_EXERCISE GOAL_. Repeat the listing in full, word for word.

_DATA EXTRACT_.

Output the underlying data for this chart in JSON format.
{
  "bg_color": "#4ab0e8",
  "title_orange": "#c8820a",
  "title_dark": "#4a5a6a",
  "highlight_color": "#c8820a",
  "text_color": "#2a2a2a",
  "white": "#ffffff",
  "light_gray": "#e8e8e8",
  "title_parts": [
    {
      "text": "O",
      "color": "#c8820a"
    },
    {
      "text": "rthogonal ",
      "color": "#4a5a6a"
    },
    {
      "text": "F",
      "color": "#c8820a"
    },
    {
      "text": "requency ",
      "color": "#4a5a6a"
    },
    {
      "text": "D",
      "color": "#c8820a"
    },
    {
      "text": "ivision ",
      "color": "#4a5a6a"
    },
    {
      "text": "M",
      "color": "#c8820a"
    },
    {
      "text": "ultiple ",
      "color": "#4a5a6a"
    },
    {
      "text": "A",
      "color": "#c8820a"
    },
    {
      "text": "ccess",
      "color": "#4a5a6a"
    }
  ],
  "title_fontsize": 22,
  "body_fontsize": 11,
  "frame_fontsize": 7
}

_RESPONSE_.
Output the underlying data for this chart in JSON format.
{
  "bg_color": "#4ab0e8",
  "title_orange": "#c8820a",
  "title_dark": "#4a5a6a",
  "highlight_color": "#c8820a",
  "text_color": "#2a2a2a",
  "white": "#ffffff",
  "light_gray": "#e8e8e8",
  "title_parts": [
    {
      "text": "O",
      "color": "#c8820a"
    },
    {
      "text": "rthogonal ",
      "color": "#4a5a6a"
    },
    {
      "text": "F",
      "color": "#c8820a"
    },
    {
      "text": "requency ",
      "color": "#4a5a6a"
    },
    {
      "text": "D",
      "color": "#c8820a"
    },
    {
      "text": "ivision ",
      "color": "#4a5a6a"
    },
    {
      "text": "M",
      "color": "#c8820a"
    },
    {
      "text": "ultiple ",
      "color": "#4a5a6a"
    },
    {
      "text": "A",
      "color": "#c8820a"
    },
    {
      "text": "ccess",
      "color": "#4a5a6a"
    }
  ],
  "title_fontsize": 22,
  "body_fontsize": 11,
  "frame_fontsize": 7
}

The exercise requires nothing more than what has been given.